-- BEGIN --

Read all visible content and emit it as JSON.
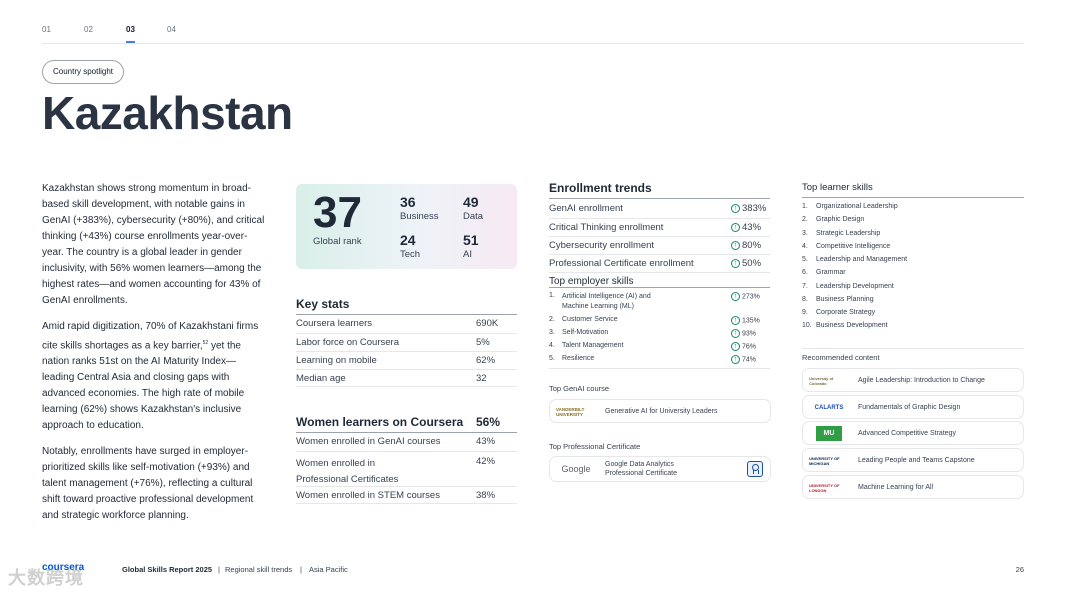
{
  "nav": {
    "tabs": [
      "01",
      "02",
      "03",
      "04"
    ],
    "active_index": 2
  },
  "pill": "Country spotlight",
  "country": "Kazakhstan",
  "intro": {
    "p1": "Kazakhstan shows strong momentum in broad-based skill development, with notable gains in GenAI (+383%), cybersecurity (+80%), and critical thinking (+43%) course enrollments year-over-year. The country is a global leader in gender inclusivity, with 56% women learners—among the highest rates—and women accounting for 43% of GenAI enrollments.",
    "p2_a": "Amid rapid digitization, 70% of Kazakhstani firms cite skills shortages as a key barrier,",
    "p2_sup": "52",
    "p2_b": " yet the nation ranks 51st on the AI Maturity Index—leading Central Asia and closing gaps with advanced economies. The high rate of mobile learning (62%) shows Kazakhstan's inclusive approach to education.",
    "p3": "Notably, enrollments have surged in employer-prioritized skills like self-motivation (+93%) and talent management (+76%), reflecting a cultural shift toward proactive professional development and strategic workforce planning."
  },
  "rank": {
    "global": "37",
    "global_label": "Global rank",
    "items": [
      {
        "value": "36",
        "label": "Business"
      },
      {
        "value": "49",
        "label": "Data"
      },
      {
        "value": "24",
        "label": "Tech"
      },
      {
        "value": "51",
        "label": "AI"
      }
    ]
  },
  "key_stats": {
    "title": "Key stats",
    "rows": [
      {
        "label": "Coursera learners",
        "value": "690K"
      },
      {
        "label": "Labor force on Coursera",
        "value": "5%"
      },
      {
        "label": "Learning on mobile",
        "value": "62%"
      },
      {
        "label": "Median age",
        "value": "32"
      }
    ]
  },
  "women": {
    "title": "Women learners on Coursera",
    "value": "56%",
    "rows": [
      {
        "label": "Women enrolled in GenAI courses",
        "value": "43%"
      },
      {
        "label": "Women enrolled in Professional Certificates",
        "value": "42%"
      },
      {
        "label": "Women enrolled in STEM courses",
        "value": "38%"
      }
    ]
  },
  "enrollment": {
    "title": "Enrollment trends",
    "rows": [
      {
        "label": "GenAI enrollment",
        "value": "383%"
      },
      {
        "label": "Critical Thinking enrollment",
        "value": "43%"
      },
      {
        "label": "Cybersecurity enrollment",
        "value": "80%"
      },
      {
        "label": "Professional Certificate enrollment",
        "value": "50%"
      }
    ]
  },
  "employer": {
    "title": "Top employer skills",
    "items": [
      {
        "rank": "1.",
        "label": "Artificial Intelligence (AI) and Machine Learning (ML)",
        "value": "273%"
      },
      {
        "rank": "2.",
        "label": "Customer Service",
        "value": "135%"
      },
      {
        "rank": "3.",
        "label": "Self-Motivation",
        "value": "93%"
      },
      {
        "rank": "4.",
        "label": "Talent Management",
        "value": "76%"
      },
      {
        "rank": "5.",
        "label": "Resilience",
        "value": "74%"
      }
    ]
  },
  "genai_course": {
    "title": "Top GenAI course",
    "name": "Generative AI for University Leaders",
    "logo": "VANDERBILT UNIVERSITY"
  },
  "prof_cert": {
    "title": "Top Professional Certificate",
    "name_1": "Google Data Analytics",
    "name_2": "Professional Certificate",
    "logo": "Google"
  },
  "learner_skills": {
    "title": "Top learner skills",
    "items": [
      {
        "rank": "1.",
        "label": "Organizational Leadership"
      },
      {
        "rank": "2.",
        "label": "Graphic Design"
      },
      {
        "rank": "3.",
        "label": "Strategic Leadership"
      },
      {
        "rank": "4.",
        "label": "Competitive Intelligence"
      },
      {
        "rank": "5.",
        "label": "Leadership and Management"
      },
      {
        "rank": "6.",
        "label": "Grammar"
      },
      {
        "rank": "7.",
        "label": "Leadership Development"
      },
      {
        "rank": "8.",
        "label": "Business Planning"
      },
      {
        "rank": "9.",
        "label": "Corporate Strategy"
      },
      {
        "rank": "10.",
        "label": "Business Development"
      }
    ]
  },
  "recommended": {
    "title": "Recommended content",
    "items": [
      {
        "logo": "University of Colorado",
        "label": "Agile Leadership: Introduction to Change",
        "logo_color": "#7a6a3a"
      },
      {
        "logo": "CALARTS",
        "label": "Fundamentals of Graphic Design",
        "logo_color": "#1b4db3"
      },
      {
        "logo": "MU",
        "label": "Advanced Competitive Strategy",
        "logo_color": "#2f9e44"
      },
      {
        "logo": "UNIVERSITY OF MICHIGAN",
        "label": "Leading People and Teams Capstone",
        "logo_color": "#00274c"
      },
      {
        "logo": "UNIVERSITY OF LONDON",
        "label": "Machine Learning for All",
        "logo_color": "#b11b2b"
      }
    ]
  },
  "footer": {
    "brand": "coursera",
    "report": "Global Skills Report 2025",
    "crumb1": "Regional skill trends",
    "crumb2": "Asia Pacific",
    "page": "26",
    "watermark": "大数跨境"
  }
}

-- END --

Task details - Identify all lines in the records above with the word "trends".

Answer below -
    "title": "Enrollment trends",
    "crumb1": "Regional skill trends",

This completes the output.